Excerpted records:
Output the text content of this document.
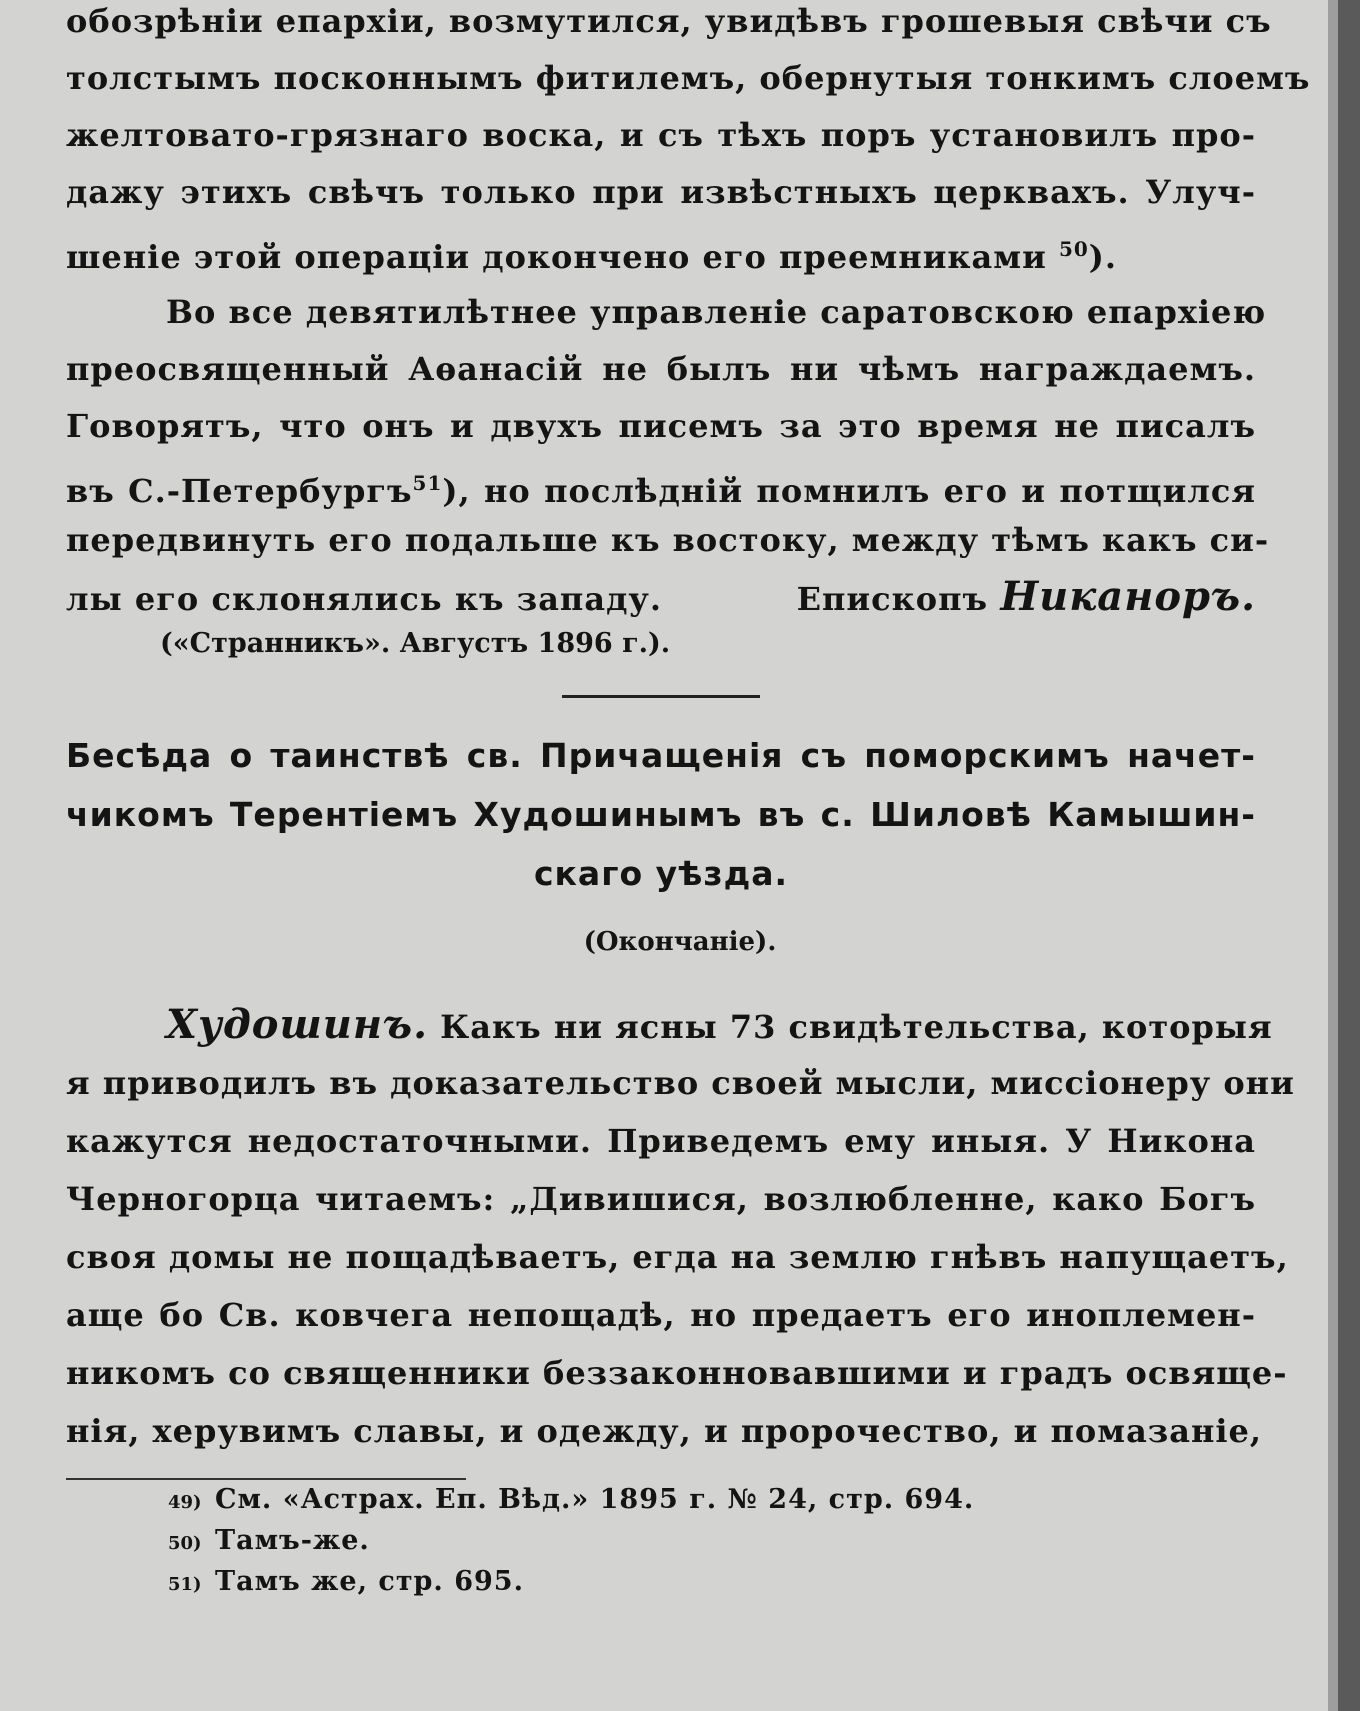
обозрѣніи епархіи, возмутился, увидѣвъ грошевыя свѣчи съ
толстымъ посконнымъ фитилемъ, обернутыя тонкимъ слоемъ
желтовато-грязнаго воска, и съ тѣхъ поръ установилъ про-
дажу этихъ свѣчъ только при извѣстныхъ церквахъ. Улуч-
шеніе этой операціи докончено его преемниками $^{50}$).
Во все девятилѣтнее управленіе саратовскою епархіею
преосвященный Аѳанасій не былъ ни чѣмъ награждаемъ.
Говорятъ, что онъ и двухъ писемъ за это время не писалъ
въ С.-Петербургъ$^{51}$), но послѣдній помнилъ его и потщился
передвинуть его подальше къ востоку, между тѣмъ какъ си-
лы его склонялись къ западу.	Епископъ Никаноръ.
(«Странникъ». Августъ 1896 г.).
Бесѣда о таинствѣ св. Причащенія съ поморскимъ начет-
чикомъ Терентіемъ Худошинымъ въ с. Шиловѣ Камышин-
скаго уѣзда.
(Окончаніе).
Худошинъ. Какъ ни ясны 73 свидѣтельства, которыя
я приводилъ въ доказательство своей мысли, миссіонеру они
кажутся недостаточными. Приведемъ ему иныя. У Никона
Черногорца читаемъ: „Дивишися, возлюбленне, како Богъ
своя домы не пощадѣваетъ, егда на землю гнѣвъ напущаетъ,
аще бо Св. ковчега непощадѣ, но предаетъ его иноплемен-
никомъ со священники беззаконновавшими и градъ освяще-
нія, херувимъ славы, и одежду, и пророчество, и помазаніе,
49) См. «Астрах. Еп. Вѣд.» 1895 г. № 24, стр. 694.
50) Тамъ-же.
51) Тамъ же, стр. 695.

Problem statement: Print each line of the material above exactly, with the pictures removed from your copy.

Exercise result:
Output the text content of this document.
обозрѣніи епархіи, возмутился, увидѣвъ грошевыя свѣчи съ
толстымъ посконнымъ фитилемъ, обернутыя тонкимъ слоемъ
желтовато-грязнаго воска, и съ тѣхъ поръ установилъ про-
дажу этихъ свѣчъ только при извѣстныхъ церквахъ. Улуч-
шеніе этой операціи докончено его преемниками $^{50}$).
Во все девятилѣтнее управленіе саратовскою епархіею
преосвященный Аѳанасій не былъ ни чѣмъ награждаемъ.
Говорятъ, что онъ и двухъ писемъ за это время не писалъ
въ С.-Петербургъ$^{51}$), но послѣдній помнилъ его и потщился
передвинуть его подальше къ востоку, между тѣмъ какъ си-
лы его склонялись къ западу.	Епископъ Никаноръ.
(«Странникъ». Августъ 1896 г.).
Бесѣда о таинствѣ св. Причащенія съ поморскимъ начет-
чикомъ Терентіемъ Худошинымъ въ с. Шиловѣ Камышин-
скаго уѣзда.
(Окончаніе).
Худошинъ. Какъ ни ясны 73 свидѣтельства, которыя
я приводилъ въ доказательство своей мысли, миссіонеру они
кажутся недостаточными. Приведемъ ему иныя. У Никона
Черногорца читаемъ: „Дивишися, возлюбленне, како Богъ
своя домы не пощадѣваетъ, егда на землю гнѣвъ напущаетъ,
аще бо Св. ковчега непощадѣ, но предаетъ его иноплемен-
никомъ со священники беззаконновавшими и градъ освяще-
нія, херувимъ славы, и одежду, и пророчество, и помазаніе,
49) См. «Астрах. Еп. Вѣд.» 1895 г. № 24, стр. 694.
50) Тамъ-же.
51) Тамъ же, стр. 695.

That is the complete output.